THE EXERCISE: Quote the whole listing word for word. Do not include the pictures.

GIVEN RECORDS:
#####

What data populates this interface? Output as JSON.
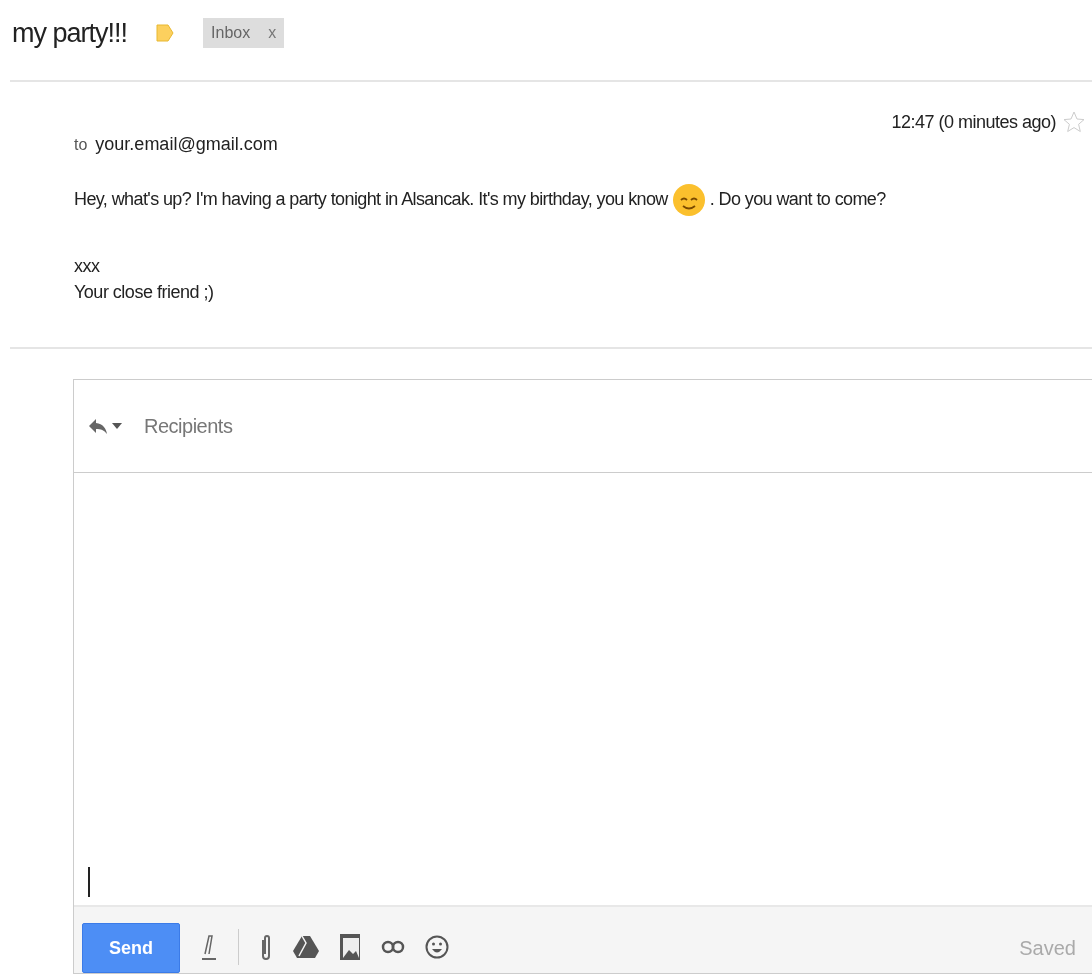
{
  "subject": "my party!!!",
  "important": true,
  "labels": [
    {
      "name": "Inbox",
      "remove": "x"
    }
  ],
  "message": {
    "time": "12:47 (0 minutes ago)",
    "starred": false,
    "to_label": "to",
    "to": "your.email@gmail.com",
    "body_before": "Hey, what's up? I'm having a party tonight in Alsancak. It's my birthday, you know",
    "body_after": ". Do you want to come?",
    "signature": [
      "xxx",
      "Your close friend ;)"
    ]
  },
  "reply": {
    "placeholder": "Recipients",
    "send": "Send",
    "status": "Saved"
  }
}
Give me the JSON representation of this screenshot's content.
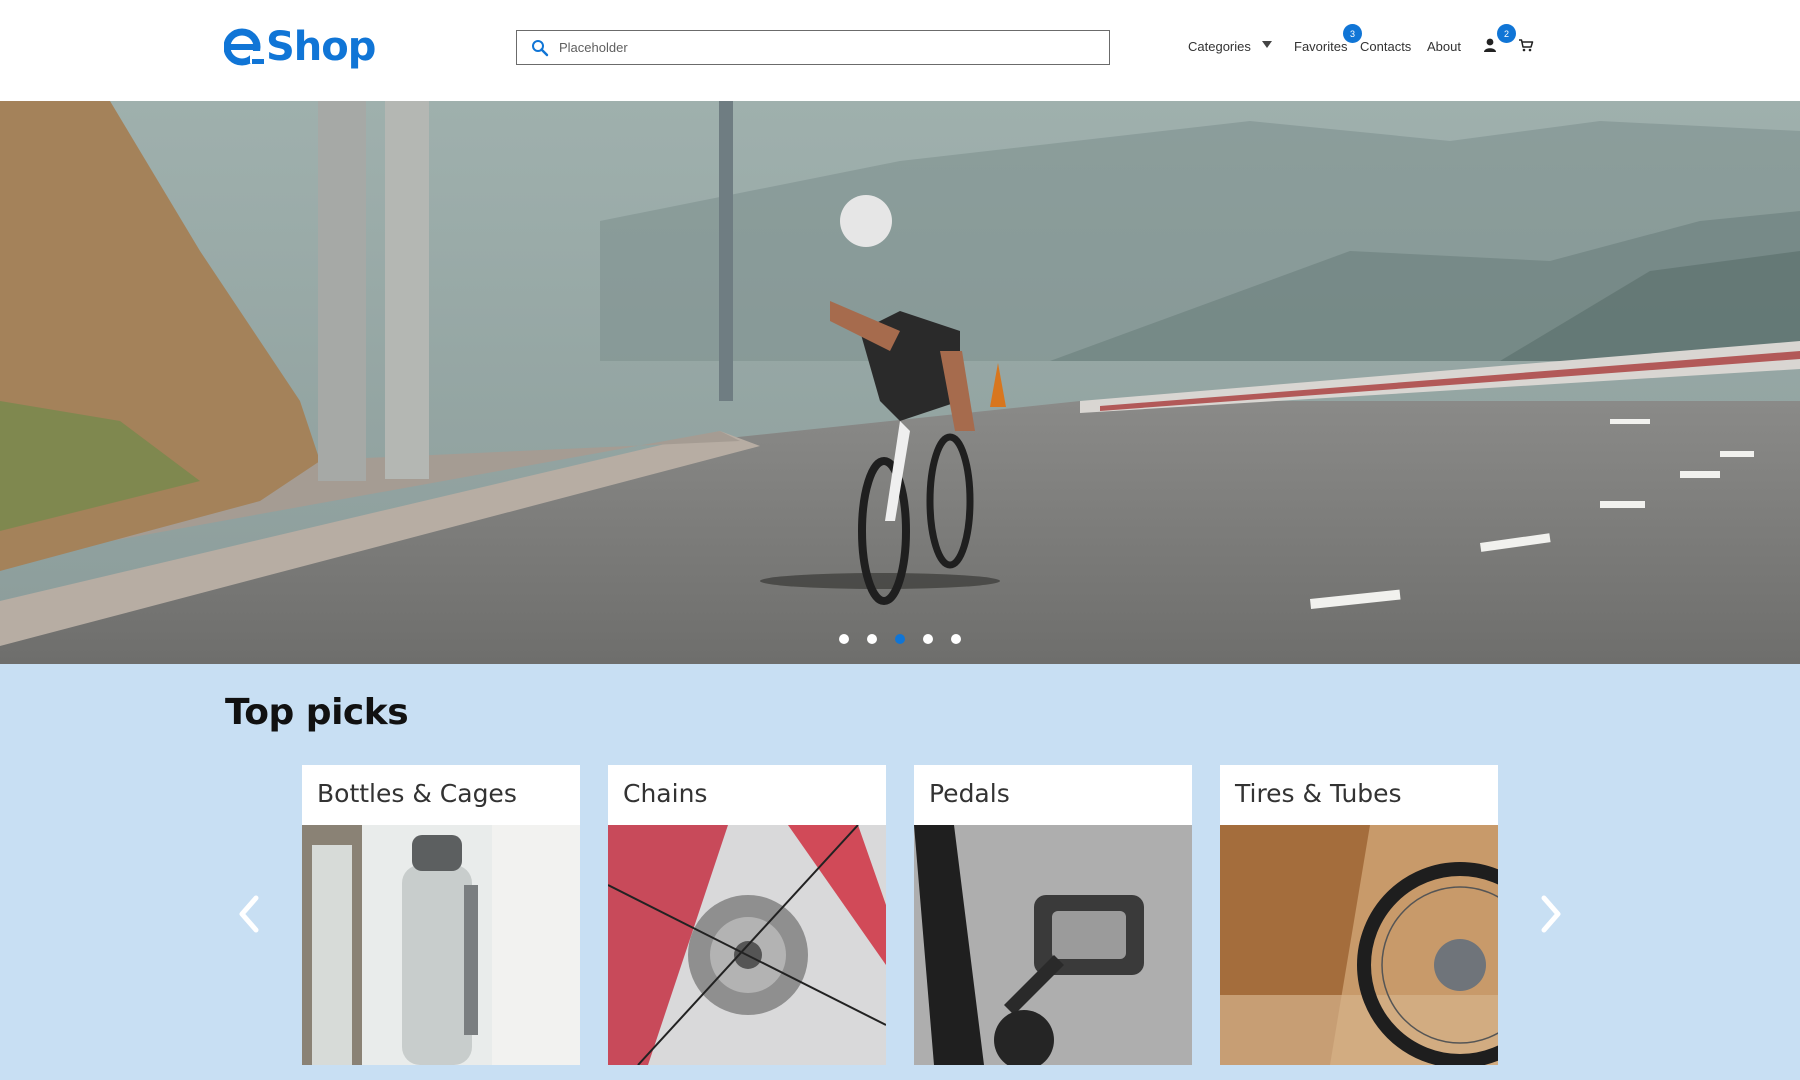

#####

RESULT BELOW:
What data populates this interface? Output as JSON.
{
  "subject": "my party!!!",
  "important": true,
  "labels": [
    {
      "name": "Inbox",
      "remove": "x"
    }
  ],
  "message": {
    "time": "12:47 (0 minutes ago)",
    "starred": false,
    "to_label": "to",
    "to": "your.email@gmail.com",
    "body_before": "Hey, what's up? I'm having a party tonight in Alsancak. It's my birthday, you know",
    "body_after": ". Do you want to come?",
    "signature": [
      "xxx",
      "Your close friend ;)"
    ]
  },
  "reply": {
    "placeholder": "Recipients",
    "send": "Send",
    "status": "Saved"
  }
}
Give me the JSON representation of this screenshot's content.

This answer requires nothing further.